## Aim of the exercise:
Without changing a character, return the entries, but not the images they hold.

Data entries
§
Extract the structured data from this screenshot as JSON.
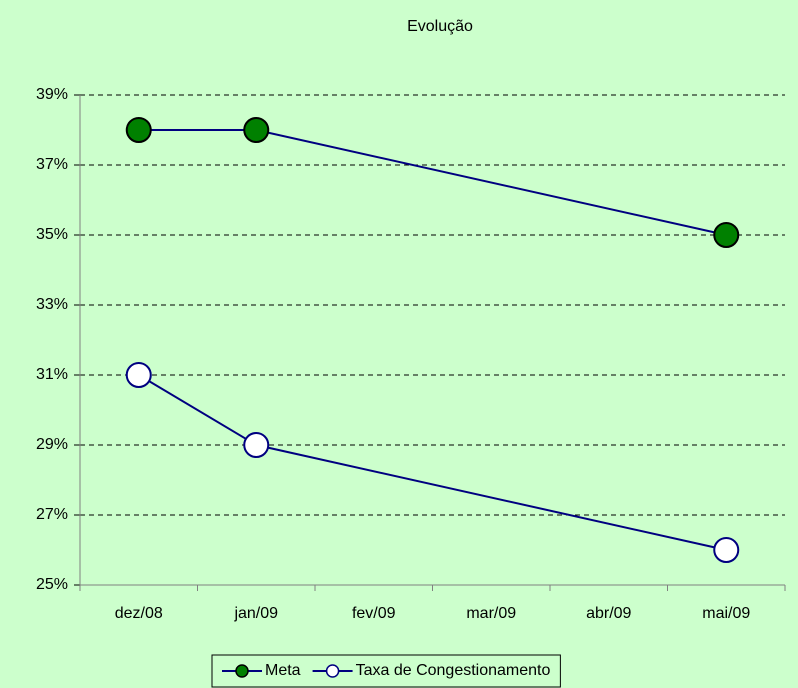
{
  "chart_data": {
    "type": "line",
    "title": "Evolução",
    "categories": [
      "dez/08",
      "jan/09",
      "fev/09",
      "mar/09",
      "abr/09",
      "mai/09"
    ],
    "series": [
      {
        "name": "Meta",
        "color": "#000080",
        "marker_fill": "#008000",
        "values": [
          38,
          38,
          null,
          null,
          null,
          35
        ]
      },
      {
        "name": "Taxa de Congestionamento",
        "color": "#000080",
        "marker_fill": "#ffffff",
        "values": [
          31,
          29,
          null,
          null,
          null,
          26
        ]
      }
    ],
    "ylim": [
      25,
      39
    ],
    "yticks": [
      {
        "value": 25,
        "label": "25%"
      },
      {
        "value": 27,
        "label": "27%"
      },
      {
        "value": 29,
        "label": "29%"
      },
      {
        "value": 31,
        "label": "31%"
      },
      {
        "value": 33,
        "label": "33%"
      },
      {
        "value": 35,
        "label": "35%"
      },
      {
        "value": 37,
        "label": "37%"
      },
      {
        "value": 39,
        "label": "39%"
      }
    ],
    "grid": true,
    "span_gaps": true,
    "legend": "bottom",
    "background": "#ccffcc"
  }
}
§
## Exercise result:
Extract the structured data from this screenshot as JSON.
{
  "chart_data": {
    "type": "line",
    "title": "Evolução",
    "categories": [
      "dez/08",
      "jan/09",
      "fev/09",
      "mar/09",
      "abr/09",
      "mai/09"
    ],
    "series": [
      {
        "name": "Meta",
        "color": "#000080",
        "marker_fill": "#008000",
        "values": [
          38,
          38,
          null,
          null,
          null,
          35
        ]
      },
      {
        "name": "Taxa de Congestionamento",
        "color": "#000080",
        "marker_fill": "#ffffff",
        "values": [
          31,
          29,
          null,
          null,
          null,
          26
        ]
      }
    ],
    "ylim": [
      25,
      39
    ],
    "yticks": [
      {
        "value": 25,
        "label": "25%"
      },
      {
        "value": 27,
        "label": "27%"
      },
      {
        "value": 29,
        "label": "29%"
      },
      {
        "value": 31,
        "label": "31%"
      },
      {
        "value": 33,
        "label": "33%"
      },
      {
        "value": 35,
        "label": "35%"
      },
      {
        "value": 37,
        "label": "37%"
      },
      {
        "value": 39,
        "label": "39%"
      }
    ],
    "grid": true,
    "span_gaps": true,
    "legend": "bottom",
    "background": "#ccffcc"
  }
}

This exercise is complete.